TEXTO APRESENTADO →
********************
Dessa forma, podemos analisar que uma criança, ao apresentar dificuldades no

domínio dos conteúdos escolares, não vivencia essa experiência de forma neutra. Nela se

manifesta um conjunto articulado de expectativas, sentimentos e emoções, verdadeiros

estados subjetivos que não são vivenciados por ela de forma consciente. Os desdobramentos

que surgem em face das dificuldades enfrentadas pela criança em relação ao processo de

aprender não são definidos por uma produção subjetiva a priori, mas pelo desenvolvimento

de uma configuração subjetiva que ganha uma expressão diferenciada no curso da

aprendizagem.

A configuração subjetiva da aprendizagem se desenvolverá a partir de uma

multiplicidade de sentidos subjetivos produzidos pela criança. Essa configuração mantém

núcleos estáveis de produção subjetiva que devem ser investigados nas diferentes expressões

do aluno. As manifestações subjetivas relativamente estáveis possuem, por trás, uma trama de

sentidos subjetivos que se perpetuam, caracterizando o desenvolvimento do sistema subjetivo.

O caráter dinâmico da configuração subjetiva se evidencia na possibilidade de a

criança gerar novas expressões em sua trama configuracional que, por sua vez, representará

um momento qualitativamente diferenciado de novos sentidos subjetivos que se integrará a

essa configuração. Destaca-se, então, os momentos de reorganização e ruptura da

configuração subjetiva, gerando novas possibilidades de desenvolvimento na criança perante

o aprender. Mitjáns Martínez e González Rey (2012, p. 62) esclarecem:

No processo de aprendizagem expressam-se diversos sentidos subjetivos, sejam

como constituintes das configurações subjetivas que participam nesse processo,

sejam como sentidos subjetivos que se produzem na própria ação do aprender;

processos que se inter-relacionam produzindo novas configurações subjetivas que se

organizam no curso da aprendizagem, as quais podem tornar-se novas configurações

da personalidade quando se convertem em unidades subjetivas do desenvolvimento

do aprendiz. São os sentidos subjetivos mobilizados na ação de aprender os que

permitem compreender a “qualidade da aprendizagem”
********************
(Registros dos limites dos elementos)

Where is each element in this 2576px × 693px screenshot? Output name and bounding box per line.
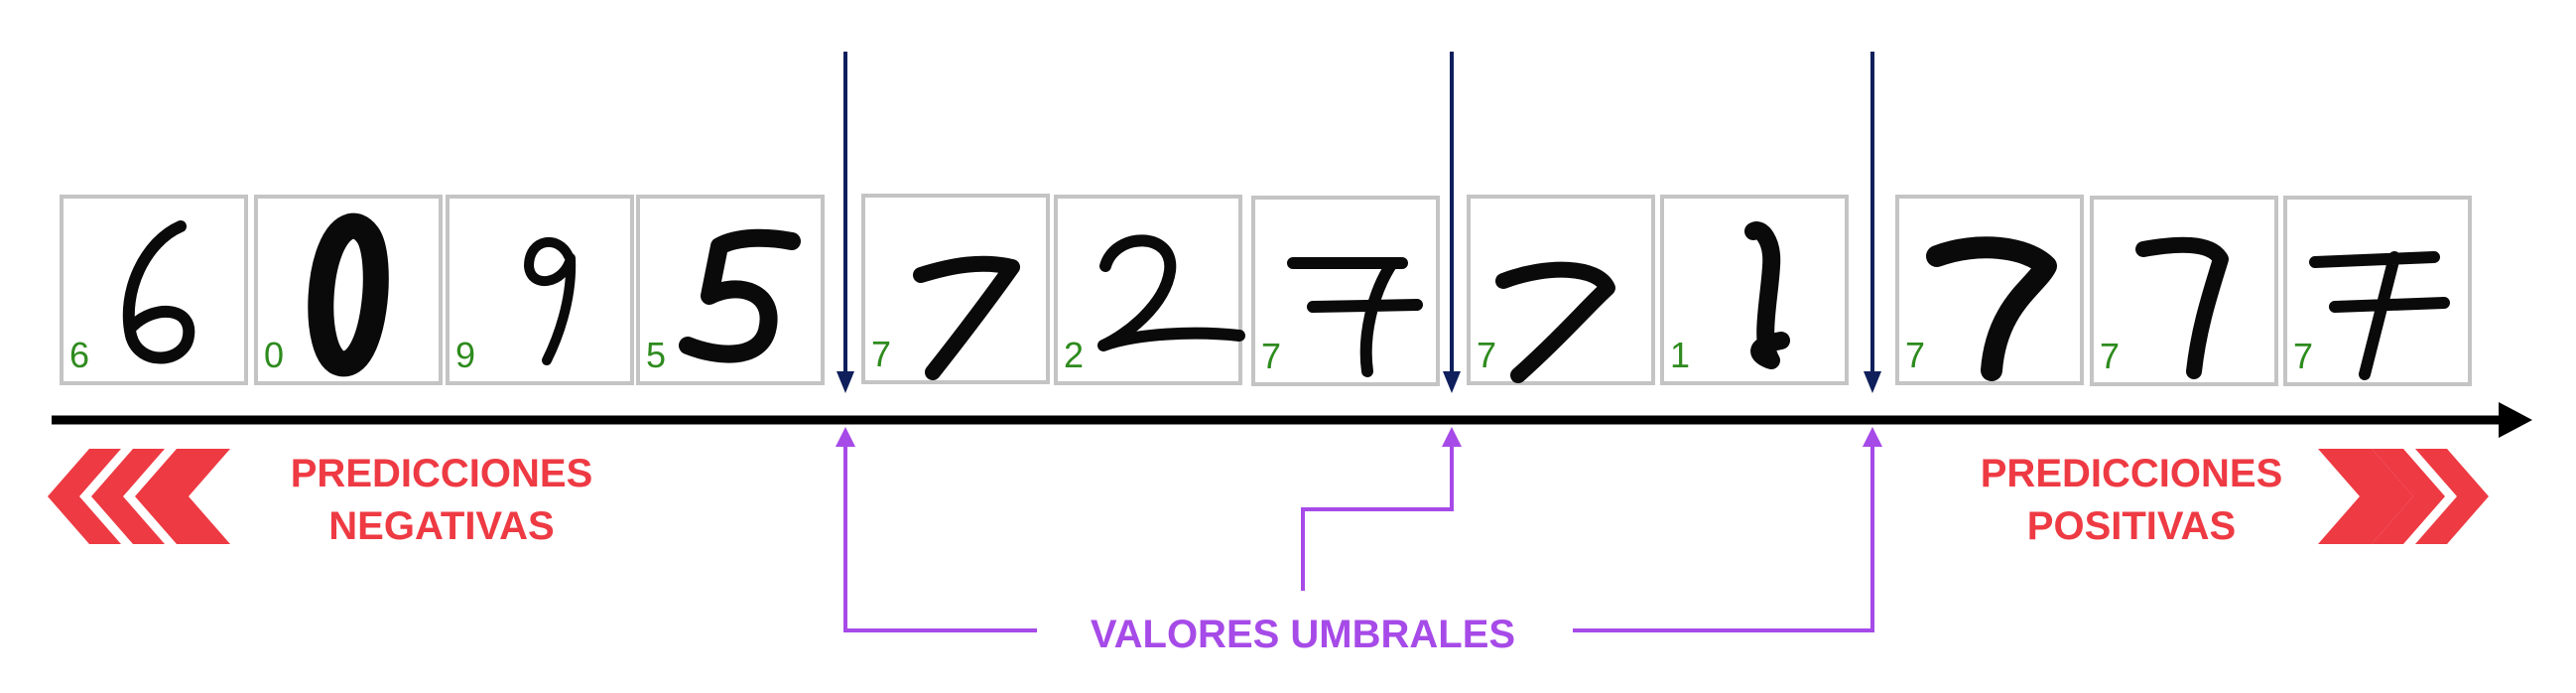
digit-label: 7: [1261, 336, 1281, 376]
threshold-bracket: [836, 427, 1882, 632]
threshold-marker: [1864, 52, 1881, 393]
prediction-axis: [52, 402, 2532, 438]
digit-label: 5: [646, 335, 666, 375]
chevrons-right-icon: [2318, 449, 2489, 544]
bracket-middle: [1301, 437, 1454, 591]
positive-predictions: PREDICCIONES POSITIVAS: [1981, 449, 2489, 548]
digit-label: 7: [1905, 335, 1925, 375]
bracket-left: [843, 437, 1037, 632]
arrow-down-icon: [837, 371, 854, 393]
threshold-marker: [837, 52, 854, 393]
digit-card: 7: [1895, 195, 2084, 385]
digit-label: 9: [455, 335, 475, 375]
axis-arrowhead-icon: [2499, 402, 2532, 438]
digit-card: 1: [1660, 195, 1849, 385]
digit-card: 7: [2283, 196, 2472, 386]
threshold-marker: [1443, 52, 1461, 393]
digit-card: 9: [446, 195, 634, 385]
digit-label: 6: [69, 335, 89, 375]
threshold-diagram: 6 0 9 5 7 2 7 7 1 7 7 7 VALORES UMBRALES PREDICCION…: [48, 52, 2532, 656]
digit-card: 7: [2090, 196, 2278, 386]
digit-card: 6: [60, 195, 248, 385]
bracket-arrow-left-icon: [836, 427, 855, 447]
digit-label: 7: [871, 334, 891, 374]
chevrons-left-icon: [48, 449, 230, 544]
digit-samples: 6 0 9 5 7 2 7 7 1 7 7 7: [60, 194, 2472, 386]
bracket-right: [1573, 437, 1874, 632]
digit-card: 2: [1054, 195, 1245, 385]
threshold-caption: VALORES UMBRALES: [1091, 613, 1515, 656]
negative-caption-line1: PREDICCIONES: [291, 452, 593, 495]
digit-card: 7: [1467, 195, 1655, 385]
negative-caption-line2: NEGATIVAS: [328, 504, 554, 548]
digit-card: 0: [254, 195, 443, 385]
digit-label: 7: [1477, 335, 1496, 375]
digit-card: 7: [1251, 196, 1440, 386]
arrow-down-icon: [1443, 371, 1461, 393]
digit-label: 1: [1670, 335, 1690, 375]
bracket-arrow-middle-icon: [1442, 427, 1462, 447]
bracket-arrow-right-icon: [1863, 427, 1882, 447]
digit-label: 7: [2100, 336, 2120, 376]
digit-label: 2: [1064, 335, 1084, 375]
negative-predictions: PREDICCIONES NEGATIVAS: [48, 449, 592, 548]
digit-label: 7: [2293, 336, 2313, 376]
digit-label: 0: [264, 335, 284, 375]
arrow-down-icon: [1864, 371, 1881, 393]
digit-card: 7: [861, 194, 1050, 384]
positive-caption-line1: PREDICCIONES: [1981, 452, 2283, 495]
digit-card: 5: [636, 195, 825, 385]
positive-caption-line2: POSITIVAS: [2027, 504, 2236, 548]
********************
TAREFAS E EXERCÍCIOS →
(1) Responda com base no texto sobre a configuração subjetiva da aprendizagem:
(a) Que três elementos formam o conjunto articulado que se manifesta na criança com dificuldades nos conteúdos escolares?
(b) O que a configuração subjetiva mantém que deve ser investigado nas diferentes expressões do aluno?
(c) Segundo a citação de Mitjáns Martínez e González Rey, o que permite compreender a "qualidade da aprendizagem"?
(2) No texto sobre a configuração subjetiva da aprendizagem, reescreva o trecho de "A configuração subjetiva da" a "do sistema subjetivo.", trocando "aluno" por "estudante".
(3) Segundo o texto sobre a configuração subjetiva da aprendizagem, em que se evidencia o caráter dinâmico dessa configuração? Responda em uma a três frases.
Os dados não são necessários para estas tarefas.

RESPOSTAS COMENTADAS →
(1)
(a) Expectativas, sentimentos e emoções.
(b) Núcleos estáveis de produção subjetiva.
(c) Os sentidos subjetivos mobilizados na ação de aprender.

(2)
A configuração subjetiva da aprendizagem se desenvolverá a partir de uma

multiplicidade de sentidos subjetivos produzidos pela criança. Essa configuração mantém

núcleos estáveis de produção subjetiva que devem ser investigados nas diferentes expressões

do estudante. As manifestações subjetivas relativamente estáveis possuem, por trás, uma trama de

sentidos subjetivos que se perpetuam, caracterizando o desenvolvimento do sistema subjetivo.

(3) O caráter dinâmico se evidencia na possibilidade de a criança gerar novas expressões em sua trama configuracional. Essas expressões representam um momento qualitativamente diferenciado de novos sentidos subjetivos que se integram a essa configuração.